Restate the material word for word and leave out anything that is a picture.

====

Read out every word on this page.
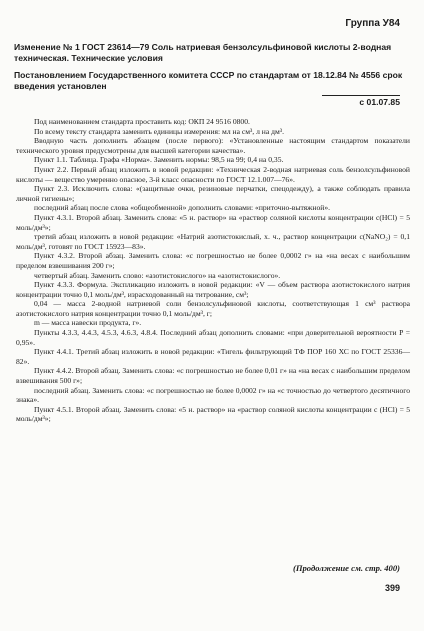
Группа У84
Изменение № 1 ГОСТ 23614—79 Соль натриевая бензолсульфиновой кислоты 2-водная техническая. Технические условия
Постановлением Государственного комитета СССР по стандартам от 18.12.84 № 4556 срок введения установлен
с 01.07.85

Под наименованием стандарта проставить код: ОКП 24 9516 0800.

По всему тексту стандарта заменить единицы измерения: мл на см³, л на дм³.

Вводную часть дополнить абзацем (после первого): «Установленные настоящим стандартом показатели технического уровня предусмотрены для высшей категории качества».

Пункт 1.1. Таблица. Графа «Норма». Заменить нормы: 98,5 на 99; 0,4 на 0,35.

Пункт 2.2. Первый абзац изложить в новой редакции: «Техническая 2-водная натриевая соль бензолсульфиновой кислоты — вещество умеренно опасное, 3-й класс опасности по ГОСТ 12.1.007—76».

Пункт 2.3. Исключить слова: «(защитные очки, резиновые перчатки, спецодежду), а также соблюдать правила личной гигиены»;

последний абзац после слова «общеобменной» дополнить словами: «приточно-вытяжной».

Пункт 4.3.1. Второй абзац. Заменить слова: «5 н. раствор» на «раствор соляной кислоты концентрации c(HCl) = 5 моль/дм³»;

третий абзац изложить в новой редакции: «Натрий азотистокислый, х. ч., раствор концентрации c(NaNO₂) = 0,1 моль/дм³, готовят по ГОСТ 15923—83».

Пункт 4.3.2. Второй абзац. Заменить слова: «с погрешностью не более 0,0002 г» на «на весах с наибольшим пределом взвешивания 200 г»;

четвертый абзац. Заменить слово: «азотистокислого» на «азотистокислого».

Пункт 4.3.3. Формула. Экспликацию изложить в новой редакции: «V — объем раствора азотистокислого натрия концентрации точно 0,1 моль/дм³, израсходованный на титрование, см³;

0,04 — масса 2-водной натриевой соли бензолсульфиновой кислоты, соответствующая 1 см³ раствора азотистокислого натрия концентрации точно 0,1 моль/дм³, г;

m — масса навески продукта, г».

Пункты 4.3.3, 4.4.3, 4.5.3, 4.6.3, 4.8.4. Последний абзац дополнить словами: «при доверительной вероятности P = 0,95».

Пункт 4.4.1. Третий абзац изложить в новой редакции: «Тигель фильтрующий ТФ ПОР 160 ХС по ГОСТ 25336—82».

Пункт 4.4.2. Второй абзац. Заменить слова: «с погрешностью не более 0,01 г» на «на весах с наибольшим пределом взвешивания 500 г»;

последний абзац. Заменить слова: «с погрешностью не более 0,0002 г» на «с точностью до четвертого десятичного знака».

Пункт 4.5.1. Второй абзац. Заменить слова: «5 н. раствор» на «раствор соляной кислоты концентрации с (HCl) = 5 моль/дм³»;

(Продолжение см. стр. 400)
399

====

_Answer for this exercise:_
Read out every word on this page.
Группа У84
Изменение № 1 ГОСТ 23614—79 Соль натриевая бензолсульфиновой кислоты 2-водная техническая. Технические условия
Постановлением Государственного комитета СССР по стандартам от 18.12.84 № 4556 срок введения установлен
с 01.07.85

Под наименованием стандарта проставить код: ОКП 24 9516 0800.

По всему тексту стандарта заменить единицы измерения: мл на см³, л на дм³.

Вводную часть дополнить абзацем (после первого): «Установленные настоящим стандартом показатели технического уровня предусмотрены для высшей категории качества».

Пункт 1.1. Таблица. Графа «Норма». Заменить нормы: 98,5 на 99; 0,4 на 0,35.

Пункт 2.2. Первый абзац изложить в новой редакции: «Техническая 2-водная натриевая соль бензолсульфиновой кислоты — вещество умеренно опасное, 3-й класс опасности по ГОСТ 12.1.007—76».

Пункт 2.3. Исключить слова: «(защитные очки, резиновые перчатки, спецодежду), а также соблюдать правила личной гигиены»;

последний абзац после слова «общеобменной» дополнить словами: «приточно-вытяжной».

Пункт 4.3.1. Второй абзац. Заменить слова: «5 н. раствор» на «раствор соляной кислоты концентрации c(HCl) = 5 моль/дм³»;

третий абзац изложить в новой редакции: «Натрий азотистокислый, х. ч., раствор концентрации c(NaNO₂) = 0,1 моль/дм³, готовят по ГОСТ 15923—83».

Пункт 4.3.2. Второй абзац. Заменить слова: «с погрешностью не более 0,0002 г» на «на весах с наибольшим пределом взвешивания 200 г»;

четвертый абзац. Заменить слово: «азотистокислого» на «азотистокислого».

Пункт 4.3.3. Формула. Экспликацию изложить в новой редакции: «V — объем раствора азотистокислого натрия концентрации точно 0,1 моль/дм³, израсходованный на титрование, см³;

0,04 — масса 2-водной натриевой соли бензолсульфиновой кислоты, соответствующая 1 см³ раствора азотистокислого натрия концентрации точно 0,1 моль/дм³, г;

m — масса навески продукта, г».

Пункты 4.3.3, 4.4.3, 4.5.3, 4.6.3, 4.8.4. Последний абзац дополнить словами: «при доверительной вероятности P = 0,95».

Пункт 4.4.1. Третий абзац изложить в новой редакции: «Тигель фильтрующий ТФ ПОР 160 ХС по ГОСТ 25336—82».

Пункт 4.4.2. Второй абзац. Заменить слова: «с погрешностью не более 0,01 г» на «на весах с наибольшим пределом взвешивания 500 г»;

последний абзац. Заменить слова: «с погрешностью не более 0,0002 г» на «с точностью до четвертого десятичного знака».

Пункт 4.5.1. Второй абзац. Заменить слова: «5 н. раствор» на «раствор соляной кислоты концентрации с (HCl) = 5 моль/дм³»;

(Продолжение см. стр. 400)
399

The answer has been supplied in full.